Written problem
Sort through the entries below and pull out lines containing the word "Force".

-*-

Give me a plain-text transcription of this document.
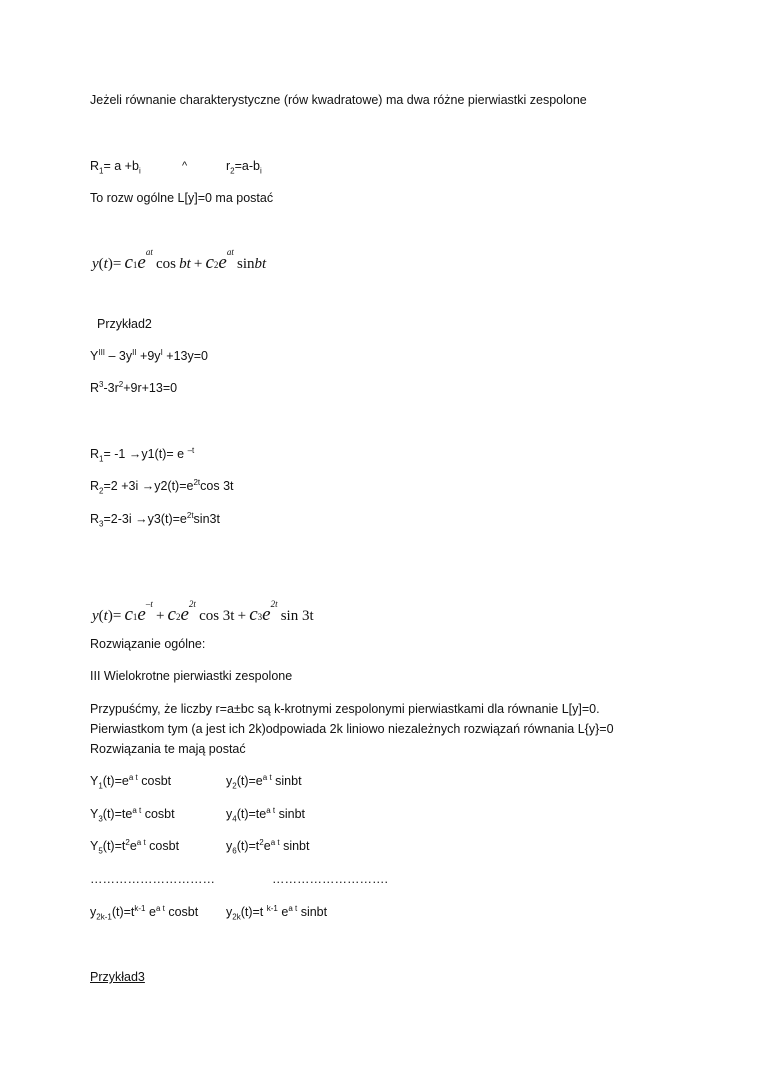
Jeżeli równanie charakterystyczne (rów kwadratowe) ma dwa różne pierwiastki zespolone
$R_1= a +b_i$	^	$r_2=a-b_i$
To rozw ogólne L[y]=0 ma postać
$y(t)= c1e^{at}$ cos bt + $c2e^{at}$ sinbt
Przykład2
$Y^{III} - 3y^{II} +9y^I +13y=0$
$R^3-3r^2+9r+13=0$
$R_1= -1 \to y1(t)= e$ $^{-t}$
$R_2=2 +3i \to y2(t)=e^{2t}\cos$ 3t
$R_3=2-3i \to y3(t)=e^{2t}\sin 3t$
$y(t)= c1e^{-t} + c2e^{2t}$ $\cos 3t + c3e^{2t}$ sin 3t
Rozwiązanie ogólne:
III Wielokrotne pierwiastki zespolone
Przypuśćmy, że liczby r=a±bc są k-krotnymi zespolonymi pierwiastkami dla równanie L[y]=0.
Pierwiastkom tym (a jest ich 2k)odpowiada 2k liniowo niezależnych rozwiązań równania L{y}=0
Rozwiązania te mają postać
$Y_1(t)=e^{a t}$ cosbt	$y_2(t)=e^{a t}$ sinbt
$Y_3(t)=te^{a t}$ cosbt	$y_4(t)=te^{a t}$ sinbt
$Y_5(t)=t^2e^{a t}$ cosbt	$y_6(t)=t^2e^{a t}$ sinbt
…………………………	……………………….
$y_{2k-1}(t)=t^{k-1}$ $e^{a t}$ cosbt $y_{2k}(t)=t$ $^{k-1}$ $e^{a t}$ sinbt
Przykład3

-*-

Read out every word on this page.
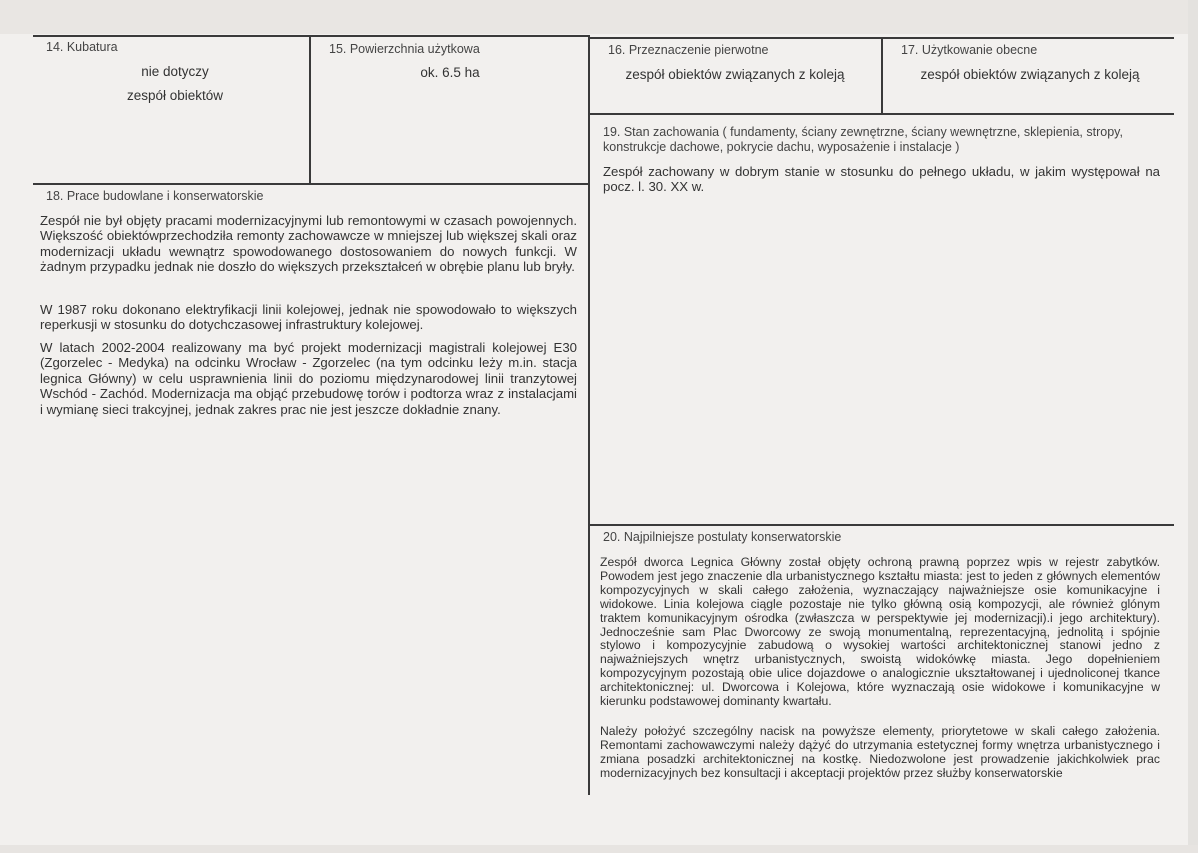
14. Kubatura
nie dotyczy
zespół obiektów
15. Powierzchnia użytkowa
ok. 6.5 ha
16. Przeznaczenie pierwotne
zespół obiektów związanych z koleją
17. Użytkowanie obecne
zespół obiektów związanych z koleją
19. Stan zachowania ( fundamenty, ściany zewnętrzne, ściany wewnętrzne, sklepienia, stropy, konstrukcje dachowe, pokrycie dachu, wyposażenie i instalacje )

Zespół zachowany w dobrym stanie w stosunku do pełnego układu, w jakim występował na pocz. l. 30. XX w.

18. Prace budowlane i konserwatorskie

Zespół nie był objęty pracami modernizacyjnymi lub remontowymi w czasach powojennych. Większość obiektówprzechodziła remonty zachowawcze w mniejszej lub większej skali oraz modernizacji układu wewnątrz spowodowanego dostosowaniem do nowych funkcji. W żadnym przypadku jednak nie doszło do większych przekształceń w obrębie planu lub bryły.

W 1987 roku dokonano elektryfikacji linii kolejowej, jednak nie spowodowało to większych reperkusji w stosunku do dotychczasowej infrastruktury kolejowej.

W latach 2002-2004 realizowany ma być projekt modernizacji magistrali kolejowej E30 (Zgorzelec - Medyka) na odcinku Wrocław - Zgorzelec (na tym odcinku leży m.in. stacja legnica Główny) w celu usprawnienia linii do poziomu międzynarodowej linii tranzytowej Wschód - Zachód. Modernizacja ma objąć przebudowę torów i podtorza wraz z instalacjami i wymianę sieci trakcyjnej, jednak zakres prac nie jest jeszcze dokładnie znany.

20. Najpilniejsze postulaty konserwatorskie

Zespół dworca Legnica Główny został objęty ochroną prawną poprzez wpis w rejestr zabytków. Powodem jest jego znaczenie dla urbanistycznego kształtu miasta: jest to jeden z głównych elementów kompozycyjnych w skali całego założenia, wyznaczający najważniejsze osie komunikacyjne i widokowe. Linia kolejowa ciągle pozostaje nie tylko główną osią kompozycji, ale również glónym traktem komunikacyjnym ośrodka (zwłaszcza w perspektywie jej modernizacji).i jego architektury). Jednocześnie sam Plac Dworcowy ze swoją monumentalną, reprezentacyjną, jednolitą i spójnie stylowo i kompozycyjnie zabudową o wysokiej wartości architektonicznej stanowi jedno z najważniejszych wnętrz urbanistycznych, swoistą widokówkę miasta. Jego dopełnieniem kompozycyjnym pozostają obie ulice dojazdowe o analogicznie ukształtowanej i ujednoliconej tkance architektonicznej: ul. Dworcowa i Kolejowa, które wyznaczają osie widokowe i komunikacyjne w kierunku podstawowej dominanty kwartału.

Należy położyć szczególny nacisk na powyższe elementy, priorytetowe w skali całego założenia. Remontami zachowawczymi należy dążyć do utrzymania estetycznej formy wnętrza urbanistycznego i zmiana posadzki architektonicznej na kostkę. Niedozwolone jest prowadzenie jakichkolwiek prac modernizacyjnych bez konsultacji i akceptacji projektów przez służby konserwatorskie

-*-

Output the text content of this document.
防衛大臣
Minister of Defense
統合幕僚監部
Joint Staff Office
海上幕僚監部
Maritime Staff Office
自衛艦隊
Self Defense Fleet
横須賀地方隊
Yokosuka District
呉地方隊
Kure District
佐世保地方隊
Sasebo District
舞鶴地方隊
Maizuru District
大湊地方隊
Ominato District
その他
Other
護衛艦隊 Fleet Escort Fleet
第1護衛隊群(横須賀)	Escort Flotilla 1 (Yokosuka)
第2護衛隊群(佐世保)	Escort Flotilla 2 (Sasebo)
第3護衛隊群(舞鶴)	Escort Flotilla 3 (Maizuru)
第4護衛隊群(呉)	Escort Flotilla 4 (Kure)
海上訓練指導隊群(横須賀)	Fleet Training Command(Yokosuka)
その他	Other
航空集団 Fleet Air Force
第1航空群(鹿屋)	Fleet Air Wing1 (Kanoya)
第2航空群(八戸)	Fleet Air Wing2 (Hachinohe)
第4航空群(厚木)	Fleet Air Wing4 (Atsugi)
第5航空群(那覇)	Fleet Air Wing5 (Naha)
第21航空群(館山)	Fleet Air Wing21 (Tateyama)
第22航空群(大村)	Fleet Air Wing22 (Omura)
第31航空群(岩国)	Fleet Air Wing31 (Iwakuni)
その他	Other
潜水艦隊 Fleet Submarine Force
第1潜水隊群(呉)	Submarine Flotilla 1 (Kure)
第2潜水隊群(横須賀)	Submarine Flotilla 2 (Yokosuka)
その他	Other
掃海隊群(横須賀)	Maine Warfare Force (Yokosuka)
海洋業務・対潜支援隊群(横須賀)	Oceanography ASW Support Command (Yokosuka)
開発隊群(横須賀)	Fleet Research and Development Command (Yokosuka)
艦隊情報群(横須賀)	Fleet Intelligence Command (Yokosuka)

-*-

Exercise result
航空集団 Fleet Air Force
潜水艦隊 Fleet Submarine Force
掃海隊群(横須賀)	Maine Warfare Force (Yokosuka)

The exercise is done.